EXERCISE DESCRIPTION
Print the whole listing exactly.
## Start
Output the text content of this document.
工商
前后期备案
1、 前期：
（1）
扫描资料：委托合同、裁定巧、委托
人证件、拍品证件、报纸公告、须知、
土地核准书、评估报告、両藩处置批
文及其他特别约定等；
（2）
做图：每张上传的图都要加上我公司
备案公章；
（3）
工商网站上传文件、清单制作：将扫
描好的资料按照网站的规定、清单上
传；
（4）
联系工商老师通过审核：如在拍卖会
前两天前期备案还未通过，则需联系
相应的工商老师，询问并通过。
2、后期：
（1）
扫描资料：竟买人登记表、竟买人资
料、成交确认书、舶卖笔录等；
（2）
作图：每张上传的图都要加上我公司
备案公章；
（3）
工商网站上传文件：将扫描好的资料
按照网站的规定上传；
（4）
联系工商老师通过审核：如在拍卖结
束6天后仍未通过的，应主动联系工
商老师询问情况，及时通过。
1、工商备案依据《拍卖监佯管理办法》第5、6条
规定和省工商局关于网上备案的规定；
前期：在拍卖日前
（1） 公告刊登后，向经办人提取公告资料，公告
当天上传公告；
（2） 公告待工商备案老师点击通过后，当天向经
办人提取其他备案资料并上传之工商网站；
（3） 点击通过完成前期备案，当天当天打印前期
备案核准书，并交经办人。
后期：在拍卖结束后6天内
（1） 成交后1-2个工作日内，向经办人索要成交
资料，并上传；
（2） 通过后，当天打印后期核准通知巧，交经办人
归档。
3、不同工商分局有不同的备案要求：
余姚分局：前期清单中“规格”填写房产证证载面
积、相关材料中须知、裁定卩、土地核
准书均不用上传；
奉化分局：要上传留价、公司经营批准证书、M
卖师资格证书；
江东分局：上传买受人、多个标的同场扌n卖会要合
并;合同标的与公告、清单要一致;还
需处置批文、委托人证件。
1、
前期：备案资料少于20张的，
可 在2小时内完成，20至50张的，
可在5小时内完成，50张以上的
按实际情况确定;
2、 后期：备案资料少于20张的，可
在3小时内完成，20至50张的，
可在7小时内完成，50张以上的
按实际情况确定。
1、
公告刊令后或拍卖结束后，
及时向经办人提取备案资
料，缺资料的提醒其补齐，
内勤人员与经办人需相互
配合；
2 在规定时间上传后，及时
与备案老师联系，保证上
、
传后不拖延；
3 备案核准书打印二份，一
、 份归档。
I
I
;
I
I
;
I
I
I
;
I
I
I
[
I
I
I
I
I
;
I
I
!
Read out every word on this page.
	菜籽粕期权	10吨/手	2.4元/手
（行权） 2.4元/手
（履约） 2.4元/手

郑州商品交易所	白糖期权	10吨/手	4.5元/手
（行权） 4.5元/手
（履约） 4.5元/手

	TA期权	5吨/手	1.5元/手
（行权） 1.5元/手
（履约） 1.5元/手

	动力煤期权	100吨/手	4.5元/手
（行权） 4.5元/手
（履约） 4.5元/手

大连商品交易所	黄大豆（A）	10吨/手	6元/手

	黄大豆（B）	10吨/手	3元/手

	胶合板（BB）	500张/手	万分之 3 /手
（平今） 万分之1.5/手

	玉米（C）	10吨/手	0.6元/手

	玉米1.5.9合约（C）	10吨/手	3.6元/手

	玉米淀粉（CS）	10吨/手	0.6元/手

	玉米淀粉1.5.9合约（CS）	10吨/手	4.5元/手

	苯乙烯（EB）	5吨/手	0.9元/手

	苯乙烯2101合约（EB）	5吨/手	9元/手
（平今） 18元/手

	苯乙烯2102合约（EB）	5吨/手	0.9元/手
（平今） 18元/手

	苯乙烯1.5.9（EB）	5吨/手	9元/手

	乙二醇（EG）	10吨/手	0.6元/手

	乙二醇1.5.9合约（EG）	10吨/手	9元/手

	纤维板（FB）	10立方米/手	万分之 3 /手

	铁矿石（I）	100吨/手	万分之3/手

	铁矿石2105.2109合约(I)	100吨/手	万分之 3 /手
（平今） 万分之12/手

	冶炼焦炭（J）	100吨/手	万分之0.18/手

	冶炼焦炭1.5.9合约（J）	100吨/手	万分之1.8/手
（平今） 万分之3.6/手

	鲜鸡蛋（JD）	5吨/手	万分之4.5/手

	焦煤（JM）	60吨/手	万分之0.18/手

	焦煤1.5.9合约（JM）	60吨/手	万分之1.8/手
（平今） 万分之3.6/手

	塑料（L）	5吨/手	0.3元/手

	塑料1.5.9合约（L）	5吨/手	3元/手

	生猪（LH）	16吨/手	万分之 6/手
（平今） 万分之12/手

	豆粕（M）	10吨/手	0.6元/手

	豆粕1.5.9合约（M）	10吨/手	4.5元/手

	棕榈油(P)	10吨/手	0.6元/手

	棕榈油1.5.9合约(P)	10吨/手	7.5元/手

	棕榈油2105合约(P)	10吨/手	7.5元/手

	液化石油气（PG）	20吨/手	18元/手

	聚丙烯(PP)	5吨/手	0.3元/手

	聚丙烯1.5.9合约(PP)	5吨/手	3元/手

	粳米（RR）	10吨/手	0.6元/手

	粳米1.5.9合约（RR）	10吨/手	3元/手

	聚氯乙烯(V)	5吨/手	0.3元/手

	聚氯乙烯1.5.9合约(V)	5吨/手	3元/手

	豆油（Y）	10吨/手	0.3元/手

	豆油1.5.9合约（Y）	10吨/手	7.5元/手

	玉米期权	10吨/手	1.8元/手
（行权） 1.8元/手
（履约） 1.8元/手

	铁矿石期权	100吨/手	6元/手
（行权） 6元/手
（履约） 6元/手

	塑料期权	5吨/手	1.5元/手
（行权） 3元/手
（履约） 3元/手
## End
SOLUTION FOR THIS PROBLEM
Output the text content of this document.
工商
前后期备案
1、 前期：
（1）
扫描资料：委托合同、裁定巧、委托
人证件、拍品证件、报纸公告、须知、
土地核准书、评估报告、両藩处置批
文及其他特别约定等；
（2）
做图：每张上传的图都要加上我公司
备案公章；
（3）
工商网站上传文件、清单制作：将扫
描好的资料按照网站的规定、清单上
传；
（4）
联系工商老师通过审核：如在拍卖会
前两天前期备案还未通过，则需联系
相应的工商老师，询问并通过。
2、后期：
（1）
扫描资料：竟买人登记表、竟买人资
料、成交确认书、舶卖笔录等；
（2）
作图：每张上传的图都要加上我公司
备案公章；
（3）
工商网站上传文件：将扫描好的资料
按照网站的规定上传；
（4）
联系工商老师通过审核：如在拍卖结
束6天后仍未通过的，应主动联系工
商老师询问情况，及时通过。
1、工商备案依据《拍卖监佯管理办法》第5、6条
规定和省工商局关于网上备案的规定；
前期：在拍卖日前
（1） 公告刊登后，向经办人提取公告资料，公告
当天上传公告；
（2） 公告待工商备案老师点击通过后，当天向经
办人提取其他备案资料并上传之工商网站；
（3） 点击通过完成前期备案，当天当天打印前期
备案核准书，并交经办人。
后期：在拍卖结束后6天内
（1） 成交后1-2个工作日内，向经办人索要成交
资料，并上传；
（2） 通过后，当天打印后期核准通知巧，交经办人
归档。
3、不同工商分局有不同的备案要求：
余姚分局：前期清单中“规格”填写房产证证载面
积、相关材料中须知、裁定卩、土地核
准书均不用上传；
奉化分局：要上传留价、公司经营批准证书、M
卖师资格证书；
江东分局：上传买受人、多个标的同场扌n卖会要合
并;合同标的与公告、清单要一致;还
需处置批文、委托人证件。
1、
前期：备案资料少于20张的，
可 在2小时内完成，20至50张的，
可在5小时内完成，50张以上的
按实际情况确定;
2、 后期：备案资料少于20张的，可
在3小时内完成，20至50张的，
可在7小时内完成，50张以上的
按实际情况确定。
1、
公告刊令后或拍卖结束后，
及时向经办人提取备案资
料，缺资料的提醒其补齐，
内勤人员与经办人需相互
配合；
2 在规定时间上传后，及时
与备案老师联系，保证上
、
传后不拖延；
3 备案核准书打印二份，一
、 份归档。
I
I
;
I
I
;
I
I
I
;
I
I
I
[
I
I
I
I
I
;
I
I
!
Read out every word on this page.
	菜籽粕期权	10吨/手	2.4元/手
（行权） 2.4元/手
（履约） 2.4元/手

郑州商品交易所	白糖期权	10吨/手	4.5元/手
（行权） 4.5元/手
（履约） 4.5元/手

	TA期权	5吨/手	1.5元/手
（行权） 1.5元/手
（履约） 1.5元/手

	动力煤期权	100吨/手	4.5元/手
（行权） 4.5元/手
（履约） 4.5元/手

大连商品交易所	黄大豆（A）	10吨/手	6元/手

	黄大豆（B）	10吨/手	3元/手

	胶合板（BB）	500张/手	万分之 3 /手
（平今） 万分之1.5/手

	玉米（C）	10吨/手	0.6元/手

	玉米1.5.9合约（C）	10吨/手	3.6元/手

	玉米淀粉（CS）	10吨/手	0.6元/手

	玉米淀粉1.5.9合约（CS）	10吨/手	4.5元/手

	苯乙烯（EB）	5吨/手	0.9元/手

	苯乙烯2101合约（EB）	5吨/手	9元/手
（平今） 18元/手

	苯乙烯2102合约（EB）	5吨/手	0.9元/手
（平今） 18元/手

	苯乙烯1.5.9（EB）	5吨/手	9元/手

	乙二醇（EG）	10吨/手	0.6元/手

	乙二醇1.5.9合约（EG）	10吨/手	9元/手

	纤维板（FB）	10立方米/手	万分之 3 /手

	铁矿石（I）	100吨/手	万分之3/手

	铁矿石2105.2109合约(I)	100吨/手	万分之 3 /手
（平今） 万分之12/手

	冶炼焦炭（J）	100吨/手	万分之0.18/手

	冶炼焦炭1.5.9合约（J）	100吨/手	万分之1.8/手
（平今） 万分之3.6/手

	鲜鸡蛋（JD）	5吨/手	万分之4.5/手

	焦煤（JM）	60吨/手	万分之0.18/手

	焦煤1.5.9合约（JM）	60吨/手	万分之1.8/手
（平今） 万分之3.6/手

	塑料（L）	5吨/手	0.3元/手

	塑料1.5.9合约（L）	5吨/手	3元/手

	生猪（LH）	16吨/手	万分之 6/手
（平今） 万分之12/手

	豆粕（M）	10吨/手	0.6元/手

	豆粕1.5.9合约（M）	10吨/手	4.5元/手

	棕榈油(P)	10吨/手	0.6元/手

	棕榈油1.5.9合约(P)	10吨/手	7.5元/手

	棕榈油2105合约(P)	10吨/手	7.5元/手

	液化石油气（PG）	20吨/手	18元/手

	聚丙烯(PP)	5吨/手	0.3元/手

	聚丙烯1.5.9合约(PP)	5吨/手	3元/手

	粳米（RR）	10吨/手	0.6元/手

	粳米1.5.9合约（RR）	10吨/手	3元/手

	聚氯乙烯(V)	5吨/手	0.3元/手

	聚氯乙烯1.5.9合约(V)	5吨/手	3元/手

	豆油（Y）	10吨/手	0.3元/手

	豆油1.5.9合约（Y）	10吨/手	7.5元/手

	玉米期权	10吨/手	1.8元/手
（行权） 1.8元/手
（履约） 1.8元/手

	铁矿石期权	100吨/手	6元/手
（行权） 6元/手
（履约） 6元/手

	塑料期权	5吨/手	1.5元/手
（行权） 3元/手
（履约） 3元/手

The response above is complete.